# Start of DATA EXTRACT

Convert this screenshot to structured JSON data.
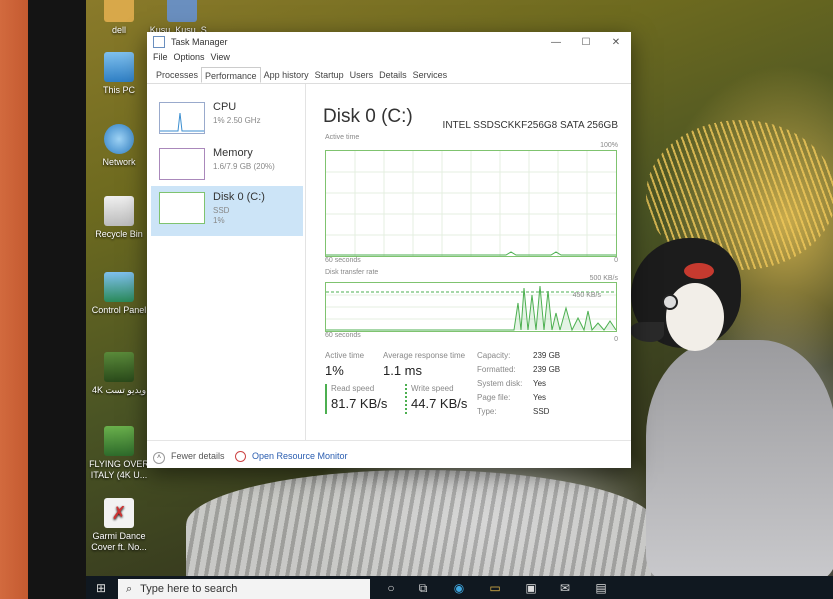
{
  "desktop_icons": [
    {
      "label": "dell"
    },
    {
      "label": "Kusu_Kusu_S..."
    },
    {
      "label": "This PC"
    },
    {
      "label": "Network"
    },
    {
      "label": "Recycle Bin"
    },
    {
      "label": "Control Panel"
    },
    {
      "label": "4K ویدیو تست"
    },
    {
      "label": "FLYING OVER ITALY (4K U..."
    },
    {
      "label": "Garmi Dance Cover ft. No..."
    }
  ],
  "window": {
    "title": "Task Manager",
    "controls": {
      "minimize": "—",
      "maximize": "☐",
      "close": "✕"
    },
    "menu": [
      "File",
      "Options",
      "View"
    ],
    "tabs": [
      "Processes",
      "Performance",
      "App history",
      "Startup",
      "Users",
      "Details",
      "Services"
    ],
    "active_tab": "Performance"
  },
  "sidebar": {
    "items": [
      {
        "title": "CPU",
        "sub1": "1% 2.50 GHz",
        "sub2": ""
      },
      {
        "title": "Memory",
        "sub1": "1.6/7.9 GB (20%)",
        "sub2": ""
      },
      {
        "title": "Disk 0 (C:)",
        "sub1": "SSD",
        "sub2": "1%"
      }
    ],
    "selected": "Disk 0 (C:)"
  },
  "disk": {
    "title": "Disk 0 (C:)",
    "model": "INTEL SSDSCKKF256G8 SATA 256GB",
    "graph1": {
      "label": "Active time",
      "max": "100%",
      "time": "60 seconds",
      "min": "0"
    },
    "graph2": {
      "label": "Disk transfer rate",
      "max": "500 KB/s",
      "mid": "450 KB/s",
      "time": "60 seconds",
      "min": "0"
    },
    "stats": {
      "active_time_label": "Active time",
      "active_time": "1%",
      "response_label": "Average response time",
      "response": "1.1 ms",
      "read_label": "Read speed",
      "read": "81.7 KB/s",
      "write_label": "Write speed",
      "write": "44.7 KB/s"
    },
    "properties": [
      {
        "key": "Capacity:",
        "value": "239 GB"
      },
      {
        "key": "Formatted:",
        "value": "239 GB"
      },
      {
        "key": "System disk:",
        "value": "Yes"
      },
      {
        "key": "Page file:",
        "value": "Yes"
      },
      {
        "key": "Type:",
        "value": "SSD"
      }
    ]
  },
  "footer": {
    "fewer_details": "Fewer details",
    "resource_monitor": "Open Resource Monitor"
  },
  "taskbar": {
    "search_placeholder": "Type here to search"
  }
}
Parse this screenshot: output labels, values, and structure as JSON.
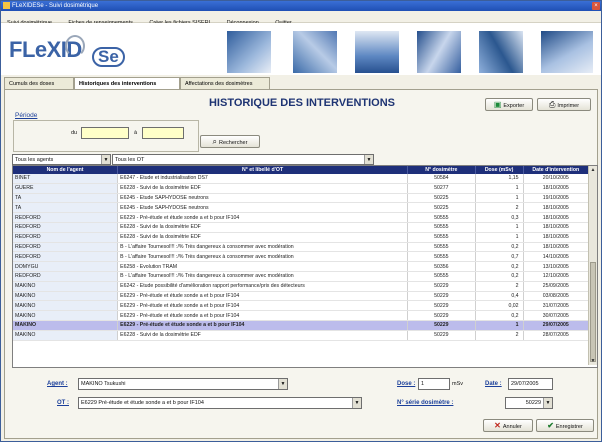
{
  "window": {
    "title": "FLeXIDESe - Suivi dosimétrique"
  },
  "menu": [
    "Suivi dosimétrique",
    "Fiches de renseignements",
    "Créer les fichiers SISERI",
    "Déconnexion",
    "Quitter"
  ],
  "logo": {
    "text": "FLeXID",
    "suffix": "Se"
  },
  "tabs": [
    "Cumuls des doses",
    "Historiques des interventions",
    "Affectations des dosimètres"
  ],
  "page": {
    "title": "HISTORIQUE DES INTERVENTIONS"
  },
  "toolbar": {
    "export_label": "Exporter",
    "print_label": "Imprimer"
  },
  "periode": {
    "label": "Période",
    "from_label": "du",
    "to_label": "à",
    "from_value": "",
    "to_value": "",
    "search_label": "Rechercher"
  },
  "filters": {
    "agents": "Tous les agents",
    "ot": "Tous les OT"
  },
  "grid": {
    "columns": [
      "Nom de l'agent",
      "N° et libellé d'OT",
      "N° dosimètre",
      "Dose (mSv)",
      "Date d'intervention"
    ],
    "rows": [
      [
        "BINET",
        "E6247 - Etude et industrialisation DS7",
        "50584",
        "1,15",
        "20/10/2005"
      ],
      [
        "GUERE",
        "E6228 - Suivi de la dosimétrie EDF",
        "50277",
        "1",
        "18/10/2005"
      ],
      [
        "TA",
        "E6245 - Etude SAPHYDOSE neutrons",
        "50225",
        "1",
        "19/10/2005"
      ],
      [
        "TA",
        "E6245 - Etude SAPHYDOSE neutrons",
        "50225",
        "2",
        "18/10/2005"
      ],
      [
        "REDFORD",
        "E6229 - Pré-étude et étude sonde a et b pour IF104",
        "50555",
        "0,3",
        "18/10/2005"
      ],
      [
        "REDFORD",
        "E6228 - Suivi de la dosimétrie EDF",
        "50555",
        "1",
        "18/10/2005"
      ],
      [
        "REDFORD",
        "E6228 - Suivi de la dosimétrie EDF",
        "50555",
        "1",
        "18/10/2005"
      ],
      [
        "REDFORD",
        "B - L'affaire Tournesol!!! :/% Très dangereux à consommer avec modération",
        "50555",
        "0,2",
        "18/10/2005"
      ],
      [
        "REDFORD",
        "B - L'affaire Tournesol!!! :/% Très dangereux à consommer avec modération",
        "50555",
        "0,7",
        "14/10/2005"
      ],
      [
        "DOMYGU",
        "E6258 - Evolution TRAM",
        "50356",
        "0,2",
        "13/10/2005"
      ],
      [
        "REDFORD",
        "B - L'affaire Tournesol!!! :/% Très dangereux à consommer avec modération",
        "50555",
        "0,2",
        "12/10/2005"
      ],
      [
        "MAKINO",
        "E6242 - Etude possibilité d'amélioration rapport performance/prix des détecteurs",
        "50229",
        "2",
        "25/09/2005"
      ],
      [
        "MAKINO",
        "E6229 - Pré-étude et étude sonde a et b pour IF104",
        "50229",
        "0,4",
        "03/08/2005"
      ],
      [
        "MAKINO",
        "E6229 - Pré-étude et étude sonde a et b pour IF104",
        "50229",
        "0,02",
        "31/07/2005"
      ],
      [
        "MAKINO",
        "E6229 - Pré-étude et étude sonde a et b pour IF104",
        "50229",
        "0,2",
        "30/07/2005"
      ],
      [
        "MAKINO",
        "E6229 - Pré-étude et étude sonde a et b pour IF104",
        "50229",
        "1",
        "29/07/2005"
      ],
      [
        "MAKINO",
        "E6228 - Suivi de la dosimétrie EDF",
        "50229",
        "2",
        "28/07/2005"
      ]
    ],
    "selected_row": 15
  },
  "form": {
    "agent_label": "Agent :",
    "agent_value": "MAKINO Tsukushi",
    "ot_label": "OT :",
    "ot_value": "E6229 Pré-étude et étude sonde a et b pour IF104",
    "dose_label": "Dose :",
    "dose_value": "1",
    "dose_unit": "mSv",
    "date_label": "Date :",
    "date_value": "29/07/2005",
    "serial_label": "N° série dosimètre :",
    "serial_value": "50229",
    "cancel_label": "Annuler",
    "save_label": "Enregistrer"
  }
}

# End of DATA EXTRACT

#### WRITTEN PROBLEM
Repeat the material exactly as it reads, without any of its pictures.

#### SOLUTION BELOW
Convert this screenshot to structured JSON data.
{
  "desktop_icons": [
    {
      "label": "dell"
    },
    {
      "label": "Kusu_Kusu_S..."
    },
    {
      "label": "This PC"
    },
    {
      "label": "Network"
    },
    {
      "label": "Recycle Bin"
    },
    {
      "label": "Control Panel"
    },
    {
      "label": "4K ویدیو تست"
    },
    {
      "label": "FLYING OVER ITALY (4K U..."
    },
    {
      "label": "Garmi Dance Cover ft. No..."
    }
  ],
  "window": {
    "title": "Task Manager",
    "controls": {
      "minimize": "—",
      "maximize": "☐",
      "close": "✕"
    },
    "menu": [
      "File",
      "Options",
      "View"
    ],
    "tabs": [
      "Processes",
      "Performance",
      "App history",
      "Startup",
      "Users",
      "Details",
      "Services"
    ],
    "active_tab": "Performance"
  },
  "sidebar": {
    "items": [
      {
        "title": "CPU",
        "sub1": "1% 2.50 GHz",
        "sub2": ""
      },
      {
        "title": "Memory",
        "sub1": "1.6/7.9 GB (20%)",
        "sub2": ""
      },
      {
        "title": "Disk 0 (C:)",
        "sub1": "SSD",
        "sub2": "1%"
      }
    ],
    "selected": "Disk 0 (C:)"
  },
  "disk": {
    "title": "Disk 0 (C:)",
    "model": "INTEL SSDSCKKF256G8 SATA 256GB",
    "graph1": {
      "label": "Active time",
      "max": "100%",
      "time": "60 seconds",
      "min": "0"
    },
    "graph2": {
      "label": "Disk transfer rate",
      "max": "500 KB/s",
      "mid": "450 KB/s",
      "time": "60 seconds",
      "min": "0"
    },
    "stats": {
      "active_time_label": "Active time",
      "active_time": "1%",
      "response_label": "Average response time",
      "response": "1.1 ms",
      "read_label": "Read speed",
      "read": "81.7 KB/s",
      "write_label": "Write speed",
      "write": "44.7 KB/s"
    },
    "properties": [
      {
        "key": "Capacity:",
        "value": "239 GB"
      },
      {
        "key": "Formatted:",
        "value": "239 GB"
      },
      {
        "key": "System disk:",
        "value": "Yes"
      },
      {
        "key": "Page file:",
        "value": "Yes"
      },
      {
        "key": "Type:",
        "value": "SSD"
      }
    ]
  },
  "footer": {
    "fewer_details": "Fewer details",
    "resource_monitor": "Open Resource Monitor"
  },
  "taskbar": {
    "search_placeholder": "Type here to search"
  }
}
Parse this screenshot: output labels, values, and structure as JSON.
{
  "window": {
    "title": "FLeXIDESe - Suivi dosimétrique"
  },
  "menu": [
    "Suivi dosimétrique",
    "Fiches de renseignements",
    "Créer les fichiers SISERI",
    "Déconnexion",
    "Quitter"
  ],
  "logo": {
    "text": "FLeXID",
    "suffix": "Se"
  },
  "tabs": [
    "Cumuls des doses",
    "Historiques des interventions",
    "Affectations des dosimètres"
  ],
  "page": {
    "title": "HISTORIQUE DES INTERVENTIONS"
  },
  "toolbar": {
    "export_label": "Exporter",
    "print_label": "Imprimer"
  },
  "periode": {
    "label": "Période",
    "from_label": "du",
    "to_label": "à",
    "from_value": "",
    "to_value": "",
    "search_label": "Rechercher"
  },
  "filters": {
    "agents": "Tous les agents",
    "ot": "Tous les OT"
  },
  "grid": {
    "columns": [
      "Nom de l'agent",
      "N° et libellé d'OT",
      "N° dosimètre",
      "Dose (mSv)",
      "Date d'intervention"
    ],
    "rows": [
      [
        "BINET",
        "E6247 - Etude et industrialisation DS7",
        "50584",
        "1,15",
        "20/10/2005"
      ],
      [
        "GUERE",
        "E6228 - Suivi de la dosimétrie EDF",
        "50277",
        "1",
        "18/10/2005"
      ],
      [
        "TA",
        "E6245 - Etude SAPHYDOSE neutrons",
        "50225",
        "1",
        "19/10/2005"
      ],
      [
        "TA",
        "E6245 - Etude SAPHYDOSE neutrons",
        "50225",
        "2",
        "18/10/2005"
      ],
      [
        "REDFORD",
        "E6229 - Pré-étude et étude sonde a et b pour IF104",
        "50555",
        "0,3",
        "18/10/2005"
      ],
      [
        "REDFORD",
        "E6228 - Suivi de la dosimétrie EDF",
        "50555",
        "1",
        "18/10/2005"
      ],
      [
        "REDFORD",
        "E6228 - Suivi de la dosimétrie EDF",
        "50555",
        "1",
        "18/10/2005"
      ],
      [
        "REDFORD",
        "B - L'affaire Tournesol!!! :/% Très dangereux à consommer avec modération",
        "50555",
        "0,2",
        "18/10/2005"
      ],
      [
        "REDFORD",
        "B - L'affaire Tournesol!!! :/% Très dangereux à consommer avec modération",
        "50555",
        "0,7",
        "14/10/2005"
      ],
      [
        "DOMYGU",
        "E6258 - Evolution TRAM",
        "50356",
        "0,2",
        "13/10/2005"
      ],
      [
        "REDFORD",
        "B - L'affaire Tournesol!!! :/% Très dangereux à consommer avec modération",
        "50555",
        "0,2",
        "12/10/2005"
      ],
      [
        "MAKINO",
        "E6242 - Etude possibilité d'amélioration rapport performance/prix des détecteurs",
        "50229",
        "2",
        "25/09/2005"
      ],
      [
        "MAKINO",
        "E6229 - Pré-étude et étude sonde a et b pour IF104",
        "50229",
        "0,4",
        "03/08/2005"
      ],
      [
        "MAKINO",
        "E6229 - Pré-étude et étude sonde a et b pour IF104",
        "50229",
        "0,02",
        "31/07/2005"
      ],
      [
        "MAKINO",
        "E6229 - Pré-étude et étude sonde a et b pour IF104",
        "50229",
        "0,2",
        "30/07/2005"
      ],
      [
        "MAKINO",
        "E6229 - Pré-étude et étude sonde a et b pour IF104",
        "50229",
        "1",
        "29/07/2005"
      ],
      [
        "MAKINO",
        "E6228 - Suivi de la dosimétrie EDF",
        "50229",
        "2",
        "28/07/2005"
      ]
    ],
    "selected_row": 15
  },
  "form": {
    "agent_label": "Agent :",
    "agent_value": "MAKINO Tsukushi",
    "ot_label": "OT :",
    "ot_value": "E6229 Pré-étude et étude sonde a et b pour IF104",
    "dose_label": "Dose :",
    "dose_value": "1",
    "dose_unit": "mSv",
    "date_label": "Date :",
    "date_value": "29/07/2005",
    "serial_label": "N° série dosimètre :",
    "serial_value": "50229",
    "cancel_label": "Annuler",
    "save_label": "Enregistrer"
  }
}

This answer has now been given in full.